- **OBJECTIVE**
Only a number is required: how many lines of the material contain the word "this"?

- **EXTRACTED DATA**
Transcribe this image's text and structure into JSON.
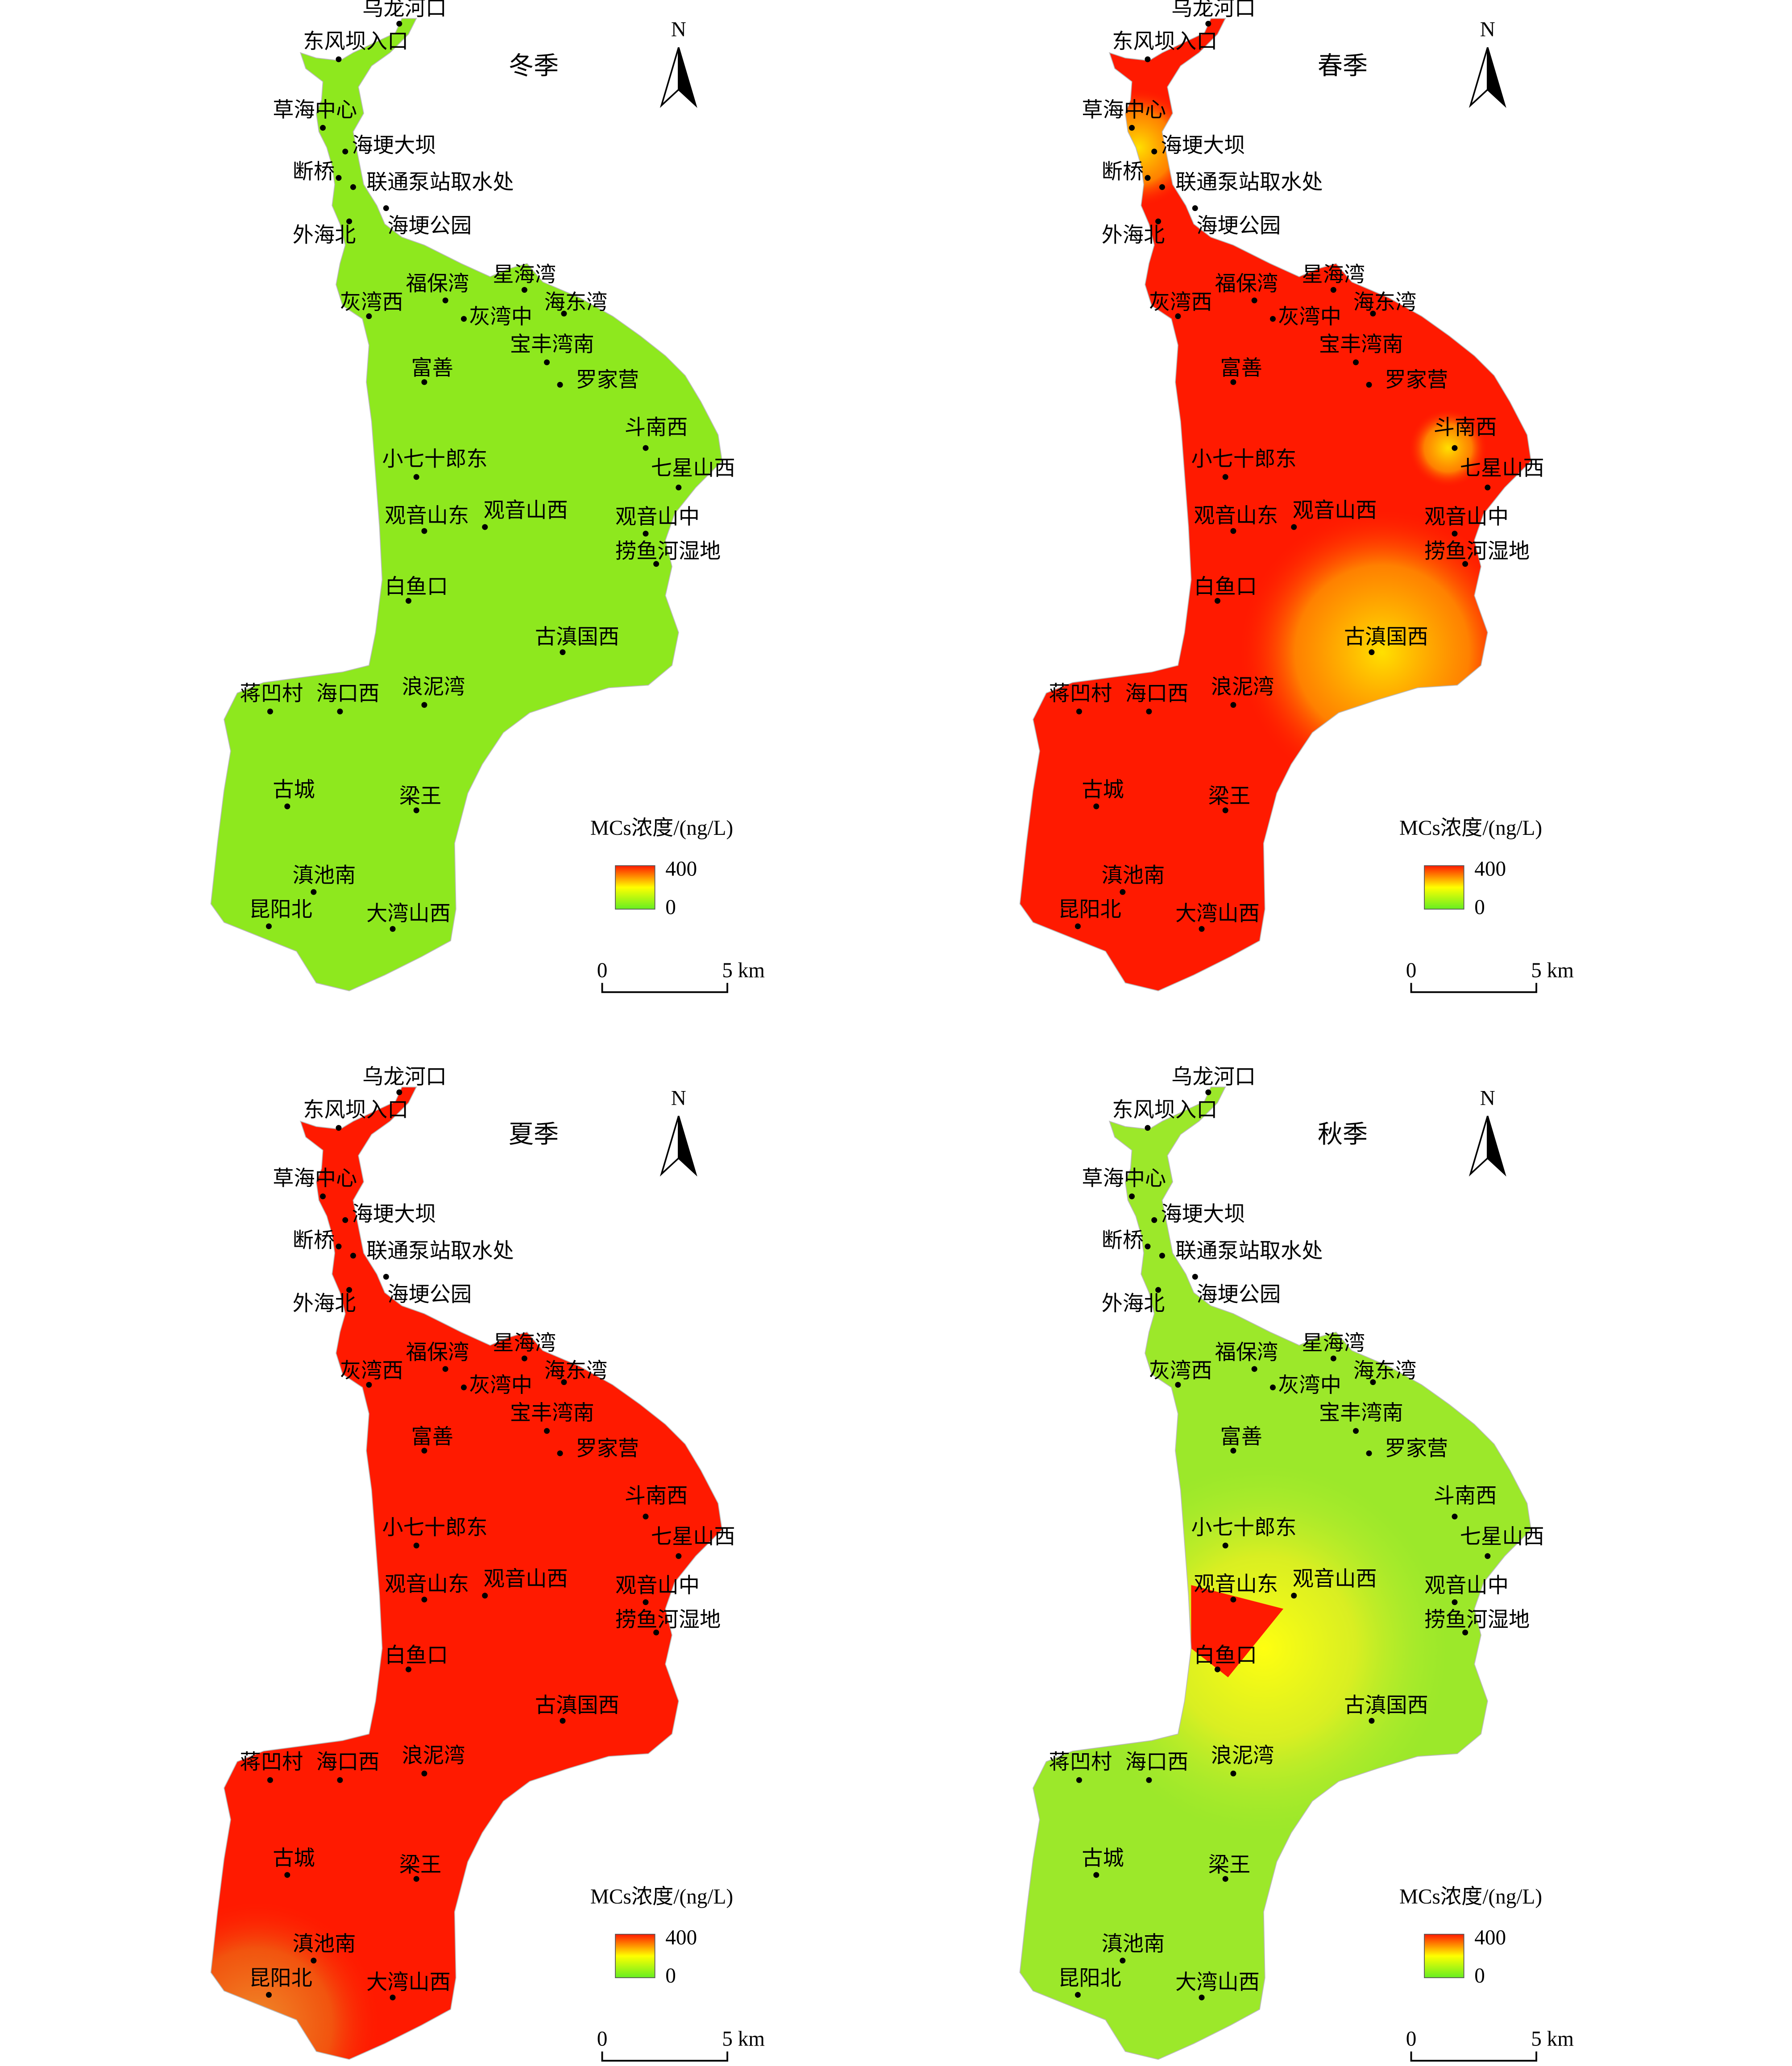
{
  "panels": [
    {
      "season": "冬季",
      "color": "#8ee81e"
    },
    {
      "season": "春季",
      "color": "#ff1a00"
    },
    {
      "season": "夏季",
      "color": "#ff1a00"
    },
    {
      "season": "秋季",
      "color": "#9ce82a"
    }
  ],
  "stations": [
    "乌龙河口",
    "东风坝入口",
    "草海中心",
    "海埂大坝",
    "断桥",
    "联通泵站取水处",
    "外海北",
    "海埂公园",
    "福保湾",
    "星海湾",
    "灰湾西",
    "灰湾中",
    "海东湾",
    "宝丰湾南",
    "富善",
    "罗家营",
    "斗南西",
    "小七十郎东",
    "七星山西",
    "观音山东",
    "观音山西",
    "观音山中",
    "捞鱼河湿地",
    "白鱼口",
    "古滇国西",
    "浪泥湾",
    "蒋凹村",
    "海口西",
    "古城",
    "梁王",
    "滇池南",
    "昆阳北",
    "大湾山西"
  ],
  "north": "N",
  "legend": {
    "title": "MCs浓度/(ng/L)",
    "max": 400,
    "min": 0
  },
  "scale": {
    "start": "0",
    "end": "5 km"
  }
}
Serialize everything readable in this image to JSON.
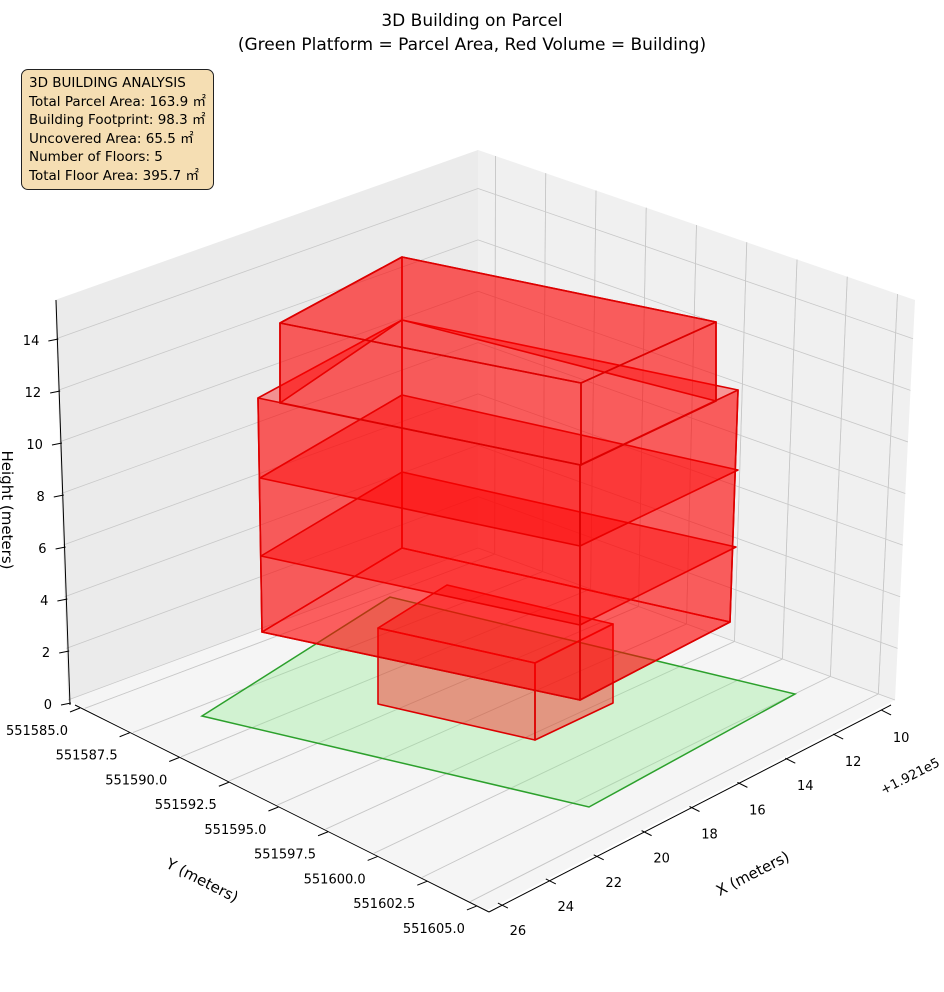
{
  "chart_data": {
    "type": "3d-polygons",
    "title_line1": "3D Building on Parcel",
    "title_line2": "(Green Platform = Parcel Area, Red Volume = Building)",
    "xlabel": "X (meters)",
    "ylabel": "Y (meters)",
    "zlabel": "Height (meters)",
    "x_offset_label": "+1.921e5",
    "x_ticks": [
      "10",
      "12",
      "14",
      "16",
      "18",
      "20",
      "22",
      "24",
      "26"
    ],
    "y_ticks": [
      "551585.0",
      "551587.5",
      "551590.0",
      "551592.5",
      "551595.0",
      "551597.5",
      "551600.0",
      "551602.5",
      "551605.0"
    ],
    "z_ticks": [
      "0",
      "2",
      "4",
      "6",
      "8",
      "10",
      "12",
      "14"
    ],
    "zlim": [
      0,
      15.5
    ],
    "floors": 5,
    "colors": {
      "parcel": "#2ca02c",
      "parcel_fill": "#90ee90",
      "building": "#dd0000",
      "building_fill": "#ff0000"
    }
  },
  "info_box": {
    "title": "3D BUILDING ANALYSIS",
    "lines": [
      "Total Parcel Area: 163.9 ㎡",
      "Building Footprint: 98.3 ㎡",
      "Uncovered Area: 65.5 ㎡",
      "Number of Floors: 5",
      "Total Floor Area: 395.7 ㎡"
    ]
  }
}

- **ANSWER TO THE EXERCISE**
2